Stored records
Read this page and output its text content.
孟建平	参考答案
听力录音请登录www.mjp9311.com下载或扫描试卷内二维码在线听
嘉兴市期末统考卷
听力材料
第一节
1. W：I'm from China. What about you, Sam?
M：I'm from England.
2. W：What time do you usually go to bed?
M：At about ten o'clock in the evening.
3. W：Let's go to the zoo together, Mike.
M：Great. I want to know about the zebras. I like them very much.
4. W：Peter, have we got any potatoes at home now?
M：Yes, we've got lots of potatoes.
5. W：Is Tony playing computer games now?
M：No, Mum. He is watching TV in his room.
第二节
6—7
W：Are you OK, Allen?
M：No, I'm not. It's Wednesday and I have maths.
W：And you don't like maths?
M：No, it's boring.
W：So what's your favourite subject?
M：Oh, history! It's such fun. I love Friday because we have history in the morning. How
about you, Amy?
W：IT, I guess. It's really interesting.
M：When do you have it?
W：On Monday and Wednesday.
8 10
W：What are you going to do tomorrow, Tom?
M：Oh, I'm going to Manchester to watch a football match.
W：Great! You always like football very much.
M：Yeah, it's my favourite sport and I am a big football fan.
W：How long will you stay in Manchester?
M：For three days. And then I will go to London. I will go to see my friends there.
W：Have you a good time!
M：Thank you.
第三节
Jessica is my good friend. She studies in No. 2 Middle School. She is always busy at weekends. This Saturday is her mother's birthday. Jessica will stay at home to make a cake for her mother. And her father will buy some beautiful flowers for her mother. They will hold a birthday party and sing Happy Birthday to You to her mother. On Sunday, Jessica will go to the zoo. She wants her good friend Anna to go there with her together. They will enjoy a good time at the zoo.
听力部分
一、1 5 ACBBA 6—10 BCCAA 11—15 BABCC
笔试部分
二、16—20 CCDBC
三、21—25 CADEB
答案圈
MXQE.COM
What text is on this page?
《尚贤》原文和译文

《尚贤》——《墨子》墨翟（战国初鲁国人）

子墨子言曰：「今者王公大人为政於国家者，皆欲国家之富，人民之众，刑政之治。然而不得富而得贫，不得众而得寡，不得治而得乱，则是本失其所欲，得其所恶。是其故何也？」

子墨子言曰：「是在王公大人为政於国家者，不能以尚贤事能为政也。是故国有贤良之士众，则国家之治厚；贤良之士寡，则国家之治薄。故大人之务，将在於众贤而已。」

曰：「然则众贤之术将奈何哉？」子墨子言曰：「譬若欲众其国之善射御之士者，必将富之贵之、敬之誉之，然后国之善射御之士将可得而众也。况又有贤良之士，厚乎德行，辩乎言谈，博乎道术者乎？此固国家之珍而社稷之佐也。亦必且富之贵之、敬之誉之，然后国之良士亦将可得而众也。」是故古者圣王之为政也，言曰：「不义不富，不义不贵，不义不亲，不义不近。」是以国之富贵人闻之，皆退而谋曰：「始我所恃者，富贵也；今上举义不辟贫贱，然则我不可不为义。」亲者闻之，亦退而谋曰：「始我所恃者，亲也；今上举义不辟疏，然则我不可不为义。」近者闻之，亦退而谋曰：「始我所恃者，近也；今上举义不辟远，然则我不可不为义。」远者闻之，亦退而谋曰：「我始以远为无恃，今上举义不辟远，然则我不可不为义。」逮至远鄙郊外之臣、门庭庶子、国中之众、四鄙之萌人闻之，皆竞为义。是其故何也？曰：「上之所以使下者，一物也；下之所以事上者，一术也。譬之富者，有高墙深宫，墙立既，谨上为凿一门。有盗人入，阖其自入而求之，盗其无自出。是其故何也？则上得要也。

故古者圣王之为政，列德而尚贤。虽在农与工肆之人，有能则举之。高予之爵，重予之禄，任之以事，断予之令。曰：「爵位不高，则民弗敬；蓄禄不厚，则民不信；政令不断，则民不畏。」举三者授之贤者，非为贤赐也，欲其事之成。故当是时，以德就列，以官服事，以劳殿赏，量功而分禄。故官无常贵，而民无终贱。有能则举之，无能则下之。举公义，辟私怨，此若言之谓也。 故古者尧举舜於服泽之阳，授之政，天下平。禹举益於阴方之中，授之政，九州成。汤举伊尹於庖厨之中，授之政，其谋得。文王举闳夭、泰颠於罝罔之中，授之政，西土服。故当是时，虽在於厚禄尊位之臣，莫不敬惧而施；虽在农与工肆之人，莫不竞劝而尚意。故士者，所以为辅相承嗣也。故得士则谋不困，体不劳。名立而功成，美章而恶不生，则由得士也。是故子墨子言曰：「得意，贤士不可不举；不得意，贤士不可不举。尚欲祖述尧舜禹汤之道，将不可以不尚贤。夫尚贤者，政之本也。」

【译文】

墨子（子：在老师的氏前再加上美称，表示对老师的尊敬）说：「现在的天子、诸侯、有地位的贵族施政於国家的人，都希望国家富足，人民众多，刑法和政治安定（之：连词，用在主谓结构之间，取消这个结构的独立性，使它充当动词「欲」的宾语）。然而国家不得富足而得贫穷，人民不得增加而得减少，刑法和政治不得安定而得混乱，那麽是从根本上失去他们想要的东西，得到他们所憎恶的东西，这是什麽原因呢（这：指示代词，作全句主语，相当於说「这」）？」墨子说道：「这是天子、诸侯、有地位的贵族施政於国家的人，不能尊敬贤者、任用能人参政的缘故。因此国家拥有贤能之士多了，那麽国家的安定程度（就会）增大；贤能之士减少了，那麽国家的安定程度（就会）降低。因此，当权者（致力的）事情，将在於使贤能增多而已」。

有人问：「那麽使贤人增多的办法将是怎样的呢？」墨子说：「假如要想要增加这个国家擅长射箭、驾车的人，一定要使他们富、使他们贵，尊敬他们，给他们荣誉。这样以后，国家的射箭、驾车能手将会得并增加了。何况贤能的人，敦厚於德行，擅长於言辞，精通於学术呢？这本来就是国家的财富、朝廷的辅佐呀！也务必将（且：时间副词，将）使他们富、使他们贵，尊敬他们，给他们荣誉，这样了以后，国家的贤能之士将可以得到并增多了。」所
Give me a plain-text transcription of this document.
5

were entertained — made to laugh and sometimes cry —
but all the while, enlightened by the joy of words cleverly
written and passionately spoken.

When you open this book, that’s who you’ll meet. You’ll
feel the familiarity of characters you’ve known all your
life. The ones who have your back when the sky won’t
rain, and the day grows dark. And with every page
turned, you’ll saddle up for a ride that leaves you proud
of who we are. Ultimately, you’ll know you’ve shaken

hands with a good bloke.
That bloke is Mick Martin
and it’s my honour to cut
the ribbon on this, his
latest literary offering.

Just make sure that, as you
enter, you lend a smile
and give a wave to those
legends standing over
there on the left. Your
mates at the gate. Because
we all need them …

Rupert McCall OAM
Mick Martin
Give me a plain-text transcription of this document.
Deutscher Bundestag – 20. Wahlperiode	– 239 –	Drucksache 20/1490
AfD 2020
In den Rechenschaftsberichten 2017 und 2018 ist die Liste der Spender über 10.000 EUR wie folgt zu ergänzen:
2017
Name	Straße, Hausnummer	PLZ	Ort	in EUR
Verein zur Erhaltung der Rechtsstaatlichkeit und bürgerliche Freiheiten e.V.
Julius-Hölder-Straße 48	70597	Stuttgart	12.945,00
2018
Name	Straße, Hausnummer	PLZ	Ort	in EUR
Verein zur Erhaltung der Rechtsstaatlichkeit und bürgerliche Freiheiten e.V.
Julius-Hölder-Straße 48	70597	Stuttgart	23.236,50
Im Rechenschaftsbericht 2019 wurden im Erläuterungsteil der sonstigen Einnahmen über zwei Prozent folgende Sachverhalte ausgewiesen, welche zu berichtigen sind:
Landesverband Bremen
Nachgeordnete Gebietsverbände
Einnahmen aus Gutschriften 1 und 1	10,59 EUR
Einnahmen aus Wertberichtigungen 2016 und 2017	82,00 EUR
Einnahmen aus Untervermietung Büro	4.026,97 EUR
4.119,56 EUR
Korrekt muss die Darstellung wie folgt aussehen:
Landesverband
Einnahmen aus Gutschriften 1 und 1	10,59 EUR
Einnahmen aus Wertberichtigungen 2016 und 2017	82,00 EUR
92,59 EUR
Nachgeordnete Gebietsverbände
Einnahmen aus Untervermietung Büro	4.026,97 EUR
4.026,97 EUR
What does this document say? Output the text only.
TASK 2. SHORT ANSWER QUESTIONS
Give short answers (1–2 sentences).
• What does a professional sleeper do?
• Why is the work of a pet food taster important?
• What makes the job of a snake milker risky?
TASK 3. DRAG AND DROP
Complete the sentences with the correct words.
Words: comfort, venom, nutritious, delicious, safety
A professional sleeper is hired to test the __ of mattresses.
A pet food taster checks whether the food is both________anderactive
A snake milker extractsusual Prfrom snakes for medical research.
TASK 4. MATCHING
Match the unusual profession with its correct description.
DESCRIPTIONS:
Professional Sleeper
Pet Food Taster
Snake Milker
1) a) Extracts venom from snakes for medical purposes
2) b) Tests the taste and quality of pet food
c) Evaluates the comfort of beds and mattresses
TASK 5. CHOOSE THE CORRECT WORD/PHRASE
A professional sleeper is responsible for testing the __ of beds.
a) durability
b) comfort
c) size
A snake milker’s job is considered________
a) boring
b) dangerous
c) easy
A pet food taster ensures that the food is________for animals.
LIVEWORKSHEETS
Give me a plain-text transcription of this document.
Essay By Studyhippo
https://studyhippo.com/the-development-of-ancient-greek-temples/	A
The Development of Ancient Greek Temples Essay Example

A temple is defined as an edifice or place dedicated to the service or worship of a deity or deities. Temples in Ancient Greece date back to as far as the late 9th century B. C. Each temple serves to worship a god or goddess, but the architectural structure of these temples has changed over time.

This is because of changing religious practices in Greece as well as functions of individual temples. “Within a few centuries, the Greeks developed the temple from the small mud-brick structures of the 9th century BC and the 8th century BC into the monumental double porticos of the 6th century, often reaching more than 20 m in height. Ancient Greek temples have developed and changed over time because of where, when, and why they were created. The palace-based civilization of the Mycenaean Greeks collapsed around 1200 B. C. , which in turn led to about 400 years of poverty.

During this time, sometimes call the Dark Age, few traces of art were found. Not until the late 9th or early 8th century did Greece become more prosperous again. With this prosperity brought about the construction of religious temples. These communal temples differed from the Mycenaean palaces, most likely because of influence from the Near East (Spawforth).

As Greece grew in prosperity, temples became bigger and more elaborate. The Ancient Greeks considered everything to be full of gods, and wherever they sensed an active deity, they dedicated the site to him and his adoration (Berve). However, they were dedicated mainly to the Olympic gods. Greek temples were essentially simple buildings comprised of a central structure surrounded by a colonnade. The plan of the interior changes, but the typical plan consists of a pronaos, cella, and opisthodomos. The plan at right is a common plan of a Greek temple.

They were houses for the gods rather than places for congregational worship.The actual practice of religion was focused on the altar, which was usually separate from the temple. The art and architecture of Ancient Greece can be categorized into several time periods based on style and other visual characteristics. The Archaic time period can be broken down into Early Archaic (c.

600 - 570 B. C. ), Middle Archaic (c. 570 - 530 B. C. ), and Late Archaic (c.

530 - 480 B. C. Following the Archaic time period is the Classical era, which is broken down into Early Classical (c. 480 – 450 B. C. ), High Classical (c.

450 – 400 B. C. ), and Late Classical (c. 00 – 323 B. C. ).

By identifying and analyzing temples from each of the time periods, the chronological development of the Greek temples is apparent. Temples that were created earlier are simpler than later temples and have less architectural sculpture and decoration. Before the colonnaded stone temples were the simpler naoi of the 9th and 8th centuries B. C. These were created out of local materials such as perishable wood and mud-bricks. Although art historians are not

#### SET PROBLEM:
Gather up every line in the data above that contains the word "maths", copying each one.

#### ANSWER TO THE EXERCISE:
M：No, I'm not. It's Wednesday and I have maths.
W：And you don't like maths?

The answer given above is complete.